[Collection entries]
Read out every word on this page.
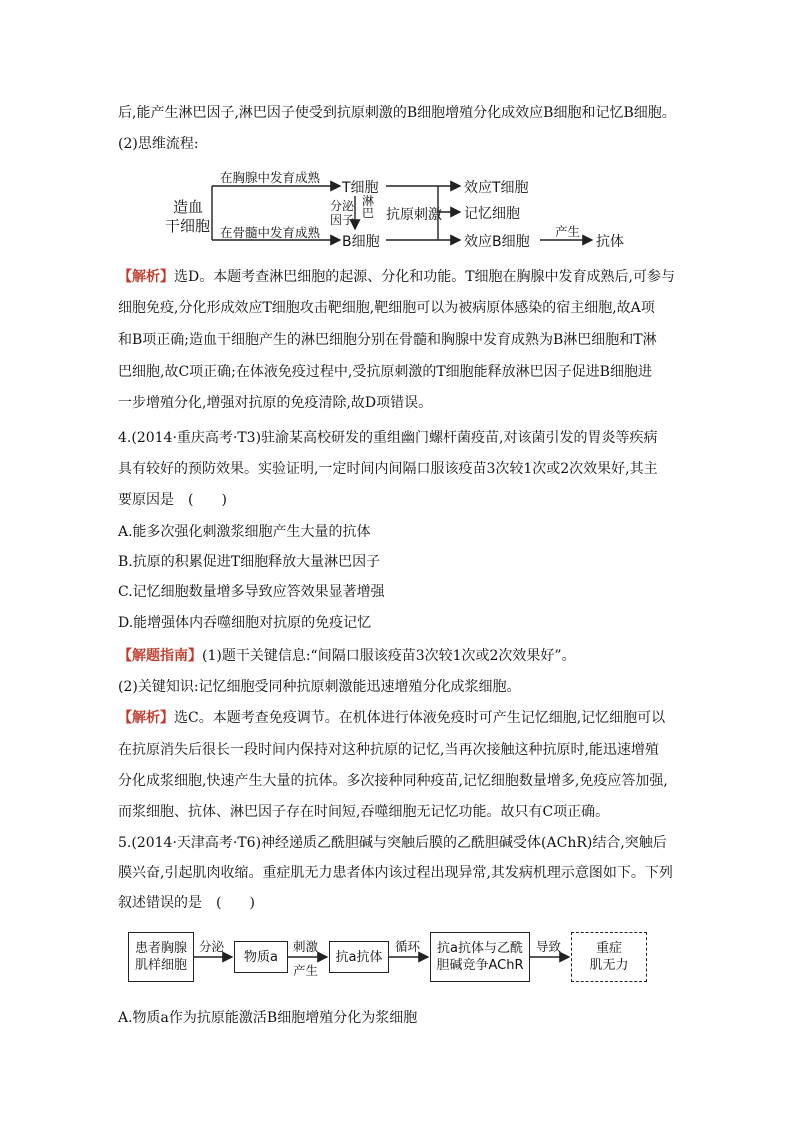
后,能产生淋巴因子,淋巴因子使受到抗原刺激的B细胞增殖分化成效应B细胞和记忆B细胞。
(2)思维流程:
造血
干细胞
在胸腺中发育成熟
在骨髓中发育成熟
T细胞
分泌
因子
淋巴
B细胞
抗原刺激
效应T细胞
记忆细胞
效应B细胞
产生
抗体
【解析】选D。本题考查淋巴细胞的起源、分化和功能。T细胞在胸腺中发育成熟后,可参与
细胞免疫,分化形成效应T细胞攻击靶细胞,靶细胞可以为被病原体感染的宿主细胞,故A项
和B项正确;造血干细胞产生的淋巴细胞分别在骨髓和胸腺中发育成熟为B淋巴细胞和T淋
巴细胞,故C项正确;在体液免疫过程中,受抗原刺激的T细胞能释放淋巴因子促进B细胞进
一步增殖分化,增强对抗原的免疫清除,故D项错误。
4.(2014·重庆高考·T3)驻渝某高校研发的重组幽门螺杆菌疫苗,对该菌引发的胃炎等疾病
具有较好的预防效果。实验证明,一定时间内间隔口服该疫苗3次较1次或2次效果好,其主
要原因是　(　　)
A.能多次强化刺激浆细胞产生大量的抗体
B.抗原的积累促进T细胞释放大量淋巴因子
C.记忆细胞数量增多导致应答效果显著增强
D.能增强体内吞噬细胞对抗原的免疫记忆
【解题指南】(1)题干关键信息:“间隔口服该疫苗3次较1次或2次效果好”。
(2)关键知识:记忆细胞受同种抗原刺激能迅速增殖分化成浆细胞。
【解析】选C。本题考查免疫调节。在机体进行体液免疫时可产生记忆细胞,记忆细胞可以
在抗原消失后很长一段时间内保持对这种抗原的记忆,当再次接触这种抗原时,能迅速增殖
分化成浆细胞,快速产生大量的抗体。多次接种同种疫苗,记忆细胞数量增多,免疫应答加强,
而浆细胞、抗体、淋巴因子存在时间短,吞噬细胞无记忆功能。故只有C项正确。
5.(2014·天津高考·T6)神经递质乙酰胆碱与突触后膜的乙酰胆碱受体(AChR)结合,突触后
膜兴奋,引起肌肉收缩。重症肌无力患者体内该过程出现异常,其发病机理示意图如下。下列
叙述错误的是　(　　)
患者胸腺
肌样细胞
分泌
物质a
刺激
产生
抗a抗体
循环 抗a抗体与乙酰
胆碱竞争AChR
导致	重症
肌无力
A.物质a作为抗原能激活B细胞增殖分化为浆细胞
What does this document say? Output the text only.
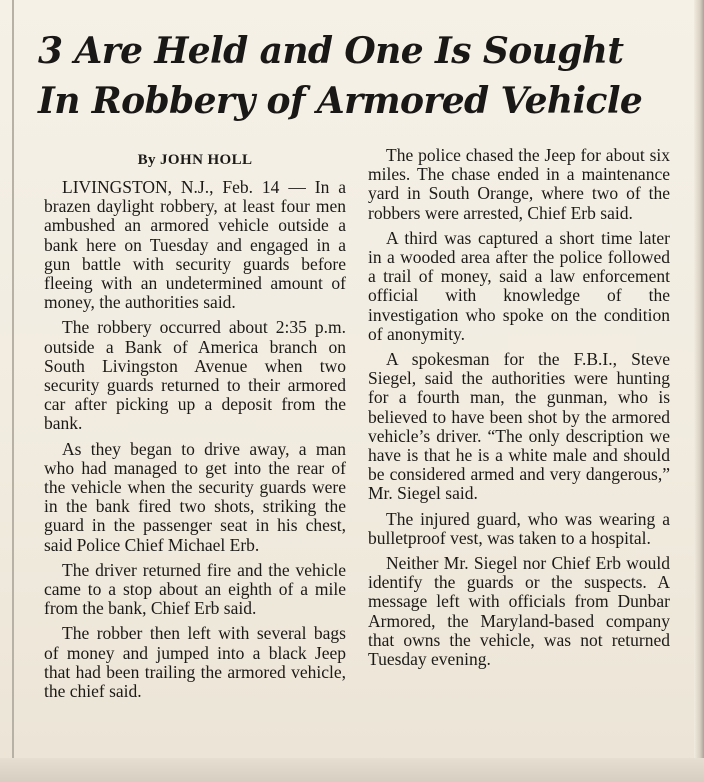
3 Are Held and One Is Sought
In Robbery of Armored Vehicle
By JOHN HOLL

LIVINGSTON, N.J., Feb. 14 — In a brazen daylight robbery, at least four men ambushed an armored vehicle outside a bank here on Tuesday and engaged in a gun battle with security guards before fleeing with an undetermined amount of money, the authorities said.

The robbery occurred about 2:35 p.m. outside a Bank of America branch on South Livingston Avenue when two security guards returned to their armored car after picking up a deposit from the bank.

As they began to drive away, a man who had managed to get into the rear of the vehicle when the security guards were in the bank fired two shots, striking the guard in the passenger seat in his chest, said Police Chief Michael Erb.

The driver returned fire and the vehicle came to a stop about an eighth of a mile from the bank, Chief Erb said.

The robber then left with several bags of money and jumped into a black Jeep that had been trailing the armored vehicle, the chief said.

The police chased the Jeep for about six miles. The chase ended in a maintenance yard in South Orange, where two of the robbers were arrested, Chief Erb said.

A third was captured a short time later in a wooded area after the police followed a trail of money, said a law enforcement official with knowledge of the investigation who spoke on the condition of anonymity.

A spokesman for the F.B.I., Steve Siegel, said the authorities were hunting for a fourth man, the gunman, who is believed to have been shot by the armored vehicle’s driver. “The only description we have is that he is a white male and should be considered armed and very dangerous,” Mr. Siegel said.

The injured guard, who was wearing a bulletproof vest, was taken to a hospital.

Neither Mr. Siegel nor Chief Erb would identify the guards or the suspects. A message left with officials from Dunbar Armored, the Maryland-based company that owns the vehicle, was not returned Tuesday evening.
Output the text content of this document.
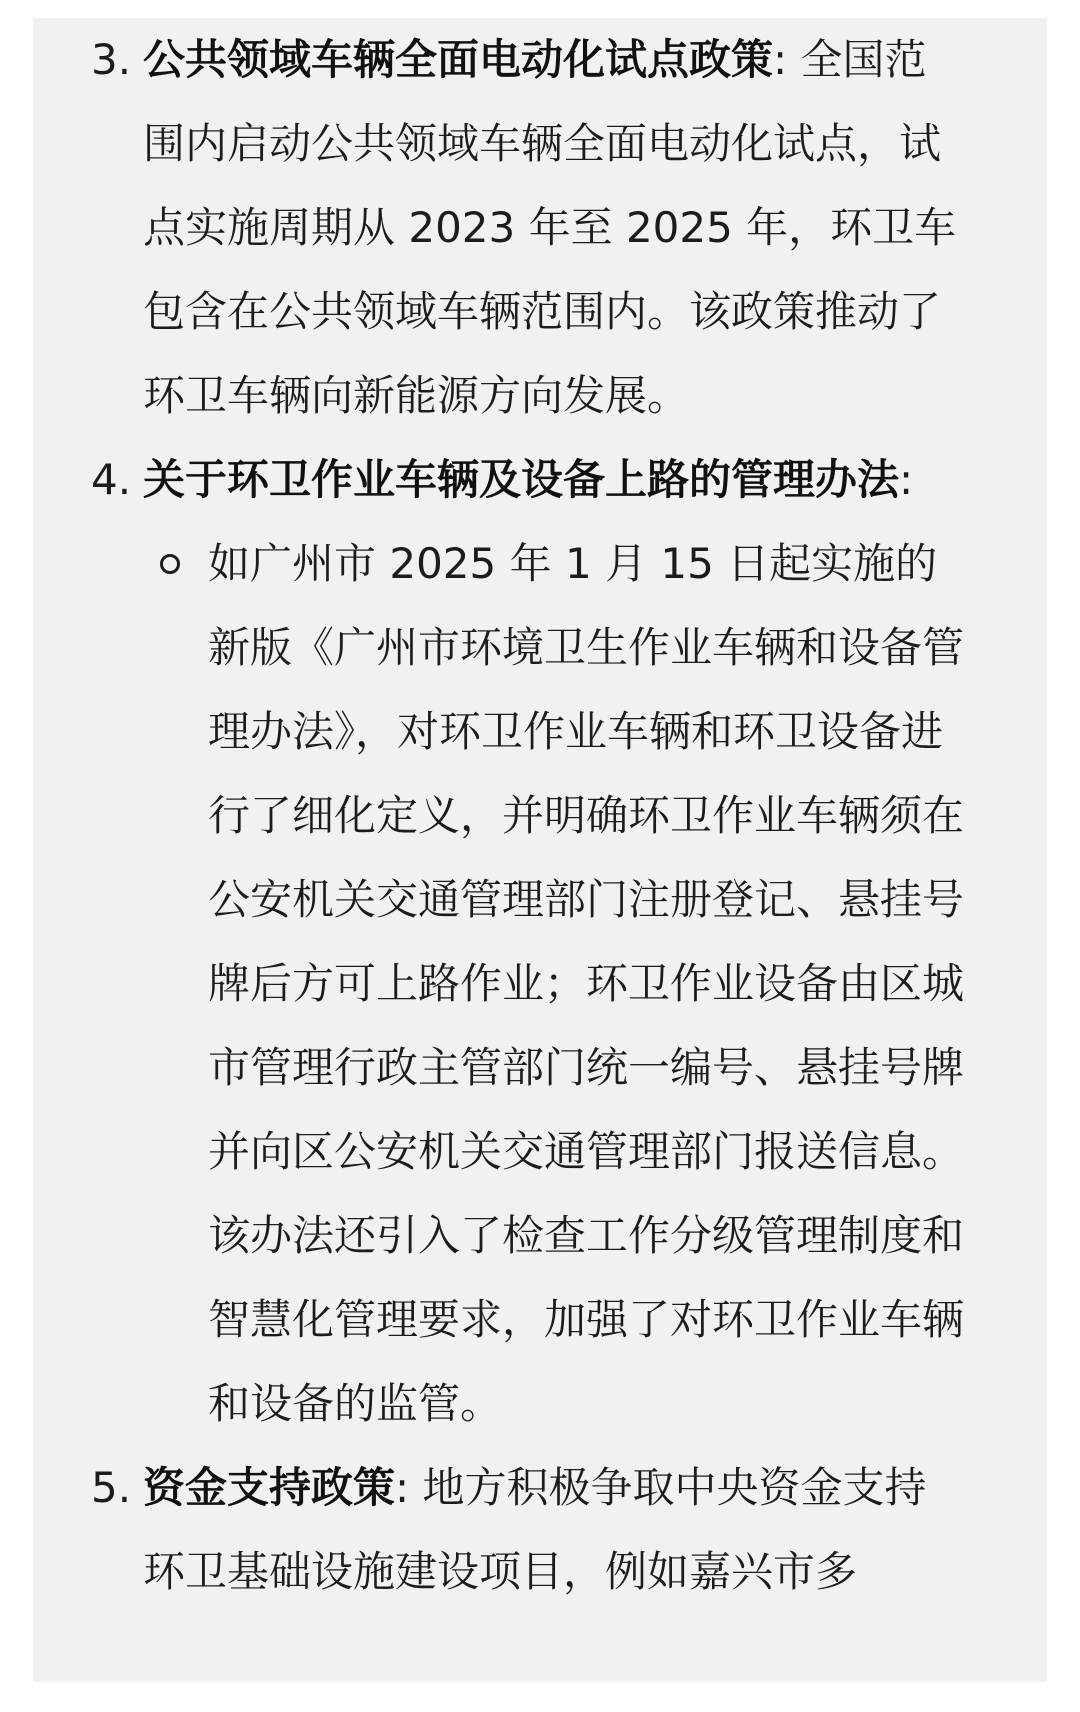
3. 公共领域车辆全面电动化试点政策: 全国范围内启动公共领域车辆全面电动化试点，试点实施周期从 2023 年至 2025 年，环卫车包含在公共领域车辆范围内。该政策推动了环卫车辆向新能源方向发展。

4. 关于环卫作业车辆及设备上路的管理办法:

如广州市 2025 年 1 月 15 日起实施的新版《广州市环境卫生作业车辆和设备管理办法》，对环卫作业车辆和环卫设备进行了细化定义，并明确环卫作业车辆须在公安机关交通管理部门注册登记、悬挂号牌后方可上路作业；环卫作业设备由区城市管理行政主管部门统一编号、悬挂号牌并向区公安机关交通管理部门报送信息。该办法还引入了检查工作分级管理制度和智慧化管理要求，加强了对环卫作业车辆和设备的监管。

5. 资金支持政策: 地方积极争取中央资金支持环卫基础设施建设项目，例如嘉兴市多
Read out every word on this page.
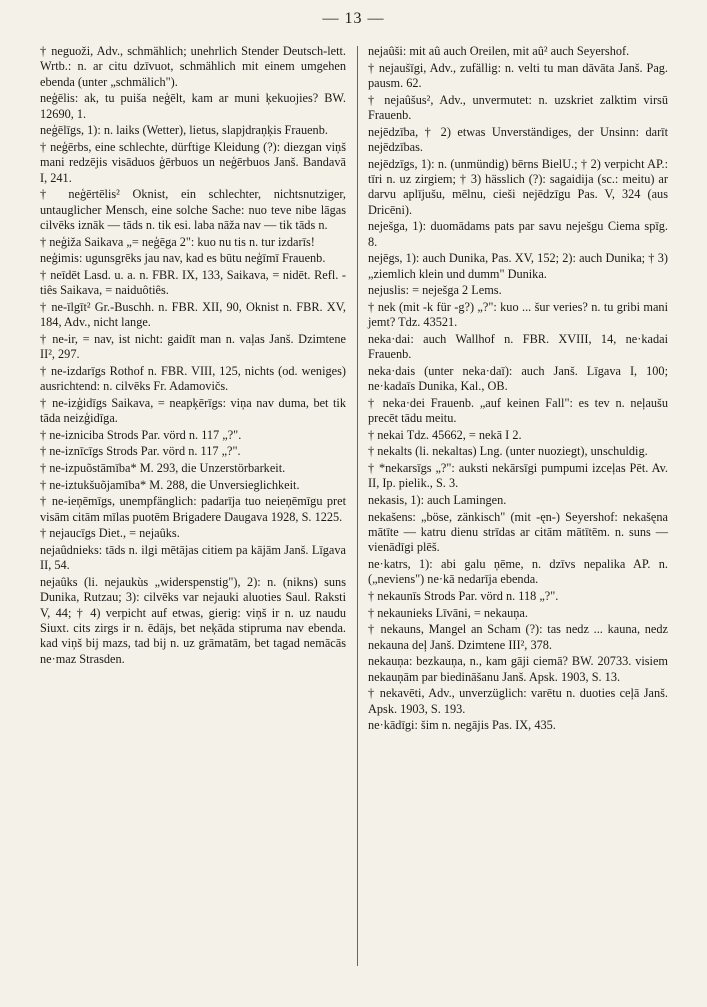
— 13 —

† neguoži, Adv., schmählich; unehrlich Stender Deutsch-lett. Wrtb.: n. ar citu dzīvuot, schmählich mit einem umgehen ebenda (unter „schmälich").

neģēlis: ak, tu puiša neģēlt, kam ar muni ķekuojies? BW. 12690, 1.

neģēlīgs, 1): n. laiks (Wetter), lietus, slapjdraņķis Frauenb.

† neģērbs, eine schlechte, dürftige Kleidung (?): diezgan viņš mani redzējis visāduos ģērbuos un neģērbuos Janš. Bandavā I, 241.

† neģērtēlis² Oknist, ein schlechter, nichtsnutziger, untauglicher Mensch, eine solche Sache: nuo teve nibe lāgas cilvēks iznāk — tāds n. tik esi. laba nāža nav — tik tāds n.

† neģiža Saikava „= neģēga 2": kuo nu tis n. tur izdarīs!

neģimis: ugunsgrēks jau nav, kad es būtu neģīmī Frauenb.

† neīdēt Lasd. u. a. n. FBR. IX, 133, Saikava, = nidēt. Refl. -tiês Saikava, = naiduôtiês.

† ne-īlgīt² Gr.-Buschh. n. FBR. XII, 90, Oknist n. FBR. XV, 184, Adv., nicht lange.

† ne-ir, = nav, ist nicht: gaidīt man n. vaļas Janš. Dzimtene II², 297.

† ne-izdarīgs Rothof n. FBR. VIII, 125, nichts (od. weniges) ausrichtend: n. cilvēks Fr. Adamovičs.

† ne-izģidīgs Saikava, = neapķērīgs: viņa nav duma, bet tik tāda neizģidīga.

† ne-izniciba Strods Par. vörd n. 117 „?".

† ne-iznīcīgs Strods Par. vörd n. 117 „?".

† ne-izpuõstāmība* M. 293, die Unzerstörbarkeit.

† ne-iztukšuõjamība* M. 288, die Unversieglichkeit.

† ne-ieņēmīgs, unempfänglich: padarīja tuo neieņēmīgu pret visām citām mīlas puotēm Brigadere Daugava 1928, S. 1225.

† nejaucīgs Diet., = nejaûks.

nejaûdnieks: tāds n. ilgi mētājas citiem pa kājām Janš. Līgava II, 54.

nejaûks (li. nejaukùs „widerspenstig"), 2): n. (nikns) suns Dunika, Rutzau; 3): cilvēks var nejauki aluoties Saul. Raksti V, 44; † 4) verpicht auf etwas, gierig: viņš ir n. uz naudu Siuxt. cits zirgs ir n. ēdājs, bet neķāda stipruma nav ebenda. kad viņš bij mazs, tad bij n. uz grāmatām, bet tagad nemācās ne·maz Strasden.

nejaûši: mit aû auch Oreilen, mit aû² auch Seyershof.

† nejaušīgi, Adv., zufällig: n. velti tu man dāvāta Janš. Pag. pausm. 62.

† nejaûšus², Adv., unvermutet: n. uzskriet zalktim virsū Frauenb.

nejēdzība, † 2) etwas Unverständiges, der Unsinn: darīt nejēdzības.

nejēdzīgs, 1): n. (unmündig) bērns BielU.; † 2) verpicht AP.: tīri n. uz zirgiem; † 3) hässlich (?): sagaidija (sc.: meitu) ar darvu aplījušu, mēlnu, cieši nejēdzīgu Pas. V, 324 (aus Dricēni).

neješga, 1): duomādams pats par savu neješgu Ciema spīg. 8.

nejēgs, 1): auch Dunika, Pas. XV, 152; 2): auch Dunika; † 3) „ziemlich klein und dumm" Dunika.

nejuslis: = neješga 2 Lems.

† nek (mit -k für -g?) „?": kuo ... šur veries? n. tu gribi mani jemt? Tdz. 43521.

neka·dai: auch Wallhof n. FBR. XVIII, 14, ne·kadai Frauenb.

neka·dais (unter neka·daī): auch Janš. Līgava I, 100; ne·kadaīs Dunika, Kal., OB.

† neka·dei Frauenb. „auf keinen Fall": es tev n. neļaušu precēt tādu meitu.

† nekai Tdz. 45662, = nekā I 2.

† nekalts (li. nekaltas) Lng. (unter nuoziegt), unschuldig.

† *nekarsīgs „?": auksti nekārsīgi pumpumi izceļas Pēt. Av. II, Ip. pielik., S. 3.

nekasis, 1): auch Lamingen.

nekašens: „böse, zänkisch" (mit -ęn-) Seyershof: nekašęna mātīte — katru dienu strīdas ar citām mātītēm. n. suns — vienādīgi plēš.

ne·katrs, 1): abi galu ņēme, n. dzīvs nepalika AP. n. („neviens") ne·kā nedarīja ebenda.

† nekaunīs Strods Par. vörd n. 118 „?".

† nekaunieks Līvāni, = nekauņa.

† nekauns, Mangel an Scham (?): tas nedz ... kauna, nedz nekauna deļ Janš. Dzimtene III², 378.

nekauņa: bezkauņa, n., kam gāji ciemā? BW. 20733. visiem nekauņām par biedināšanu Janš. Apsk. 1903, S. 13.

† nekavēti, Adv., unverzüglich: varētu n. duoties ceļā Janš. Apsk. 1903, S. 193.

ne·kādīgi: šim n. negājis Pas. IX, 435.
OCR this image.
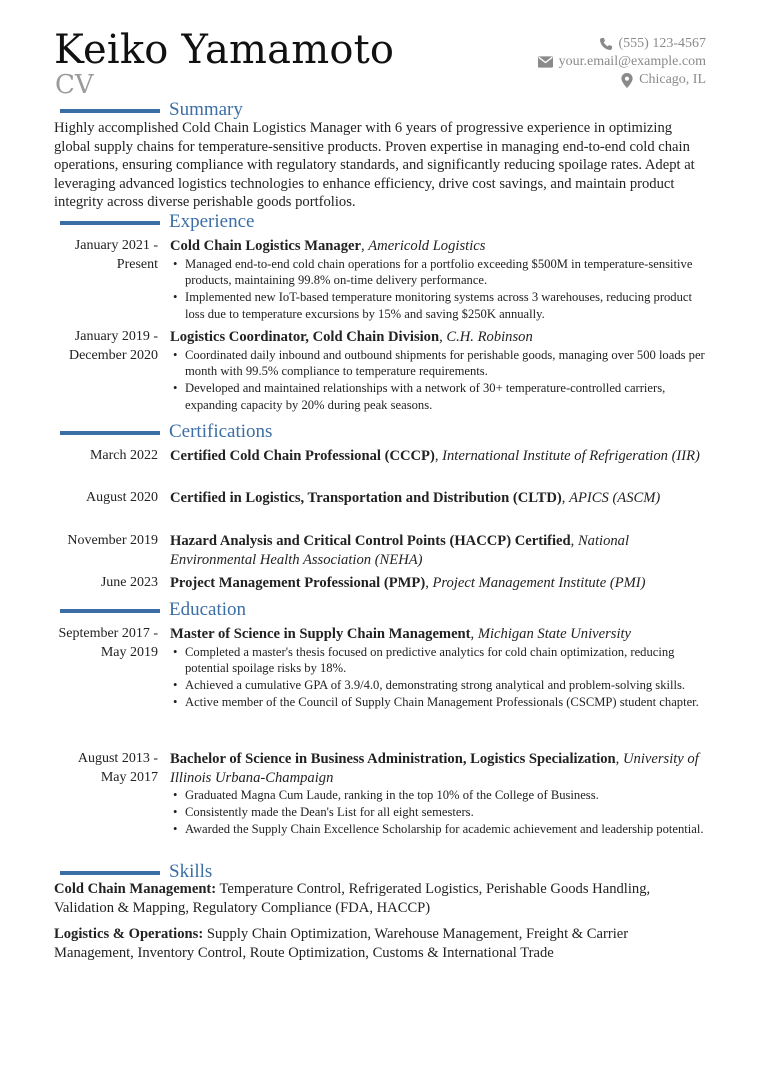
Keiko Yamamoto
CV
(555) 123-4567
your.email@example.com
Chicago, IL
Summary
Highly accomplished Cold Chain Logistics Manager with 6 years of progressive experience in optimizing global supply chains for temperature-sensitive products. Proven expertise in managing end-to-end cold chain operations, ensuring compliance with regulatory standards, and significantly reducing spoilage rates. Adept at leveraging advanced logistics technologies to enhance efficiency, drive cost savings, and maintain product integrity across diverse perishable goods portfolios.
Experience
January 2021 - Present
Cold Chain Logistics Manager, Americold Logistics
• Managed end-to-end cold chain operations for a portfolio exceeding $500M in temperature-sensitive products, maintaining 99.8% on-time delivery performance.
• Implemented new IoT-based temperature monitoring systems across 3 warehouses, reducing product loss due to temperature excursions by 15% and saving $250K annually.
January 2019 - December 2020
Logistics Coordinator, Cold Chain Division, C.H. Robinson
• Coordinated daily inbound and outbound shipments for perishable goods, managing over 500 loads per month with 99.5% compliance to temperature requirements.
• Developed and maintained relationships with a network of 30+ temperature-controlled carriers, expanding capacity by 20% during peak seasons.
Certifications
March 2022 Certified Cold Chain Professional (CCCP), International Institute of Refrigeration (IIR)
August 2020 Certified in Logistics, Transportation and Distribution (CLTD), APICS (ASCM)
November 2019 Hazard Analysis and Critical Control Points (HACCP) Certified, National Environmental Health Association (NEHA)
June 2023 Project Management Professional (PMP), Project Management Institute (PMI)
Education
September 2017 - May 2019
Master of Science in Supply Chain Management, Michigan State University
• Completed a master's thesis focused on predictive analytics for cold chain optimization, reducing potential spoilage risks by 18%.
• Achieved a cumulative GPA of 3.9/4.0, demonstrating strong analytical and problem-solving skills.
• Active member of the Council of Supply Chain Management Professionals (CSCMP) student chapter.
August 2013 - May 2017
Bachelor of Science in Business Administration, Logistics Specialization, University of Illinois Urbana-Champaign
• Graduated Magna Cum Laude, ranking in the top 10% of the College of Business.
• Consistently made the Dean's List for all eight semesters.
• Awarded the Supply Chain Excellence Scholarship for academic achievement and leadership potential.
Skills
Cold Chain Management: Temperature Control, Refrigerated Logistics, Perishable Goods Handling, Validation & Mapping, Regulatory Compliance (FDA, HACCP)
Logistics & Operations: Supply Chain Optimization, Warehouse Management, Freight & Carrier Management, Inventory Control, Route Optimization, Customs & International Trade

Required work - Go through the entries and return each line where the word "from" appears.

Problem solution -
The robbery occurred about 2:35 p.m. outside a Bank of America branch on South Livingston Avenue when two security guards returned to their armored car after picking up a deposit from the bank.
The driver returned fire and the vehicle came to a stop about an eighth of a mile from the bank, Chief Erb said.
Neither Mr. Siegel nor Chief Erb would identify the guards or the suspects. A message left with officials from Dunbar Armored, the Maryland-based company that owns the vehicle, was not returned Tuesday evening.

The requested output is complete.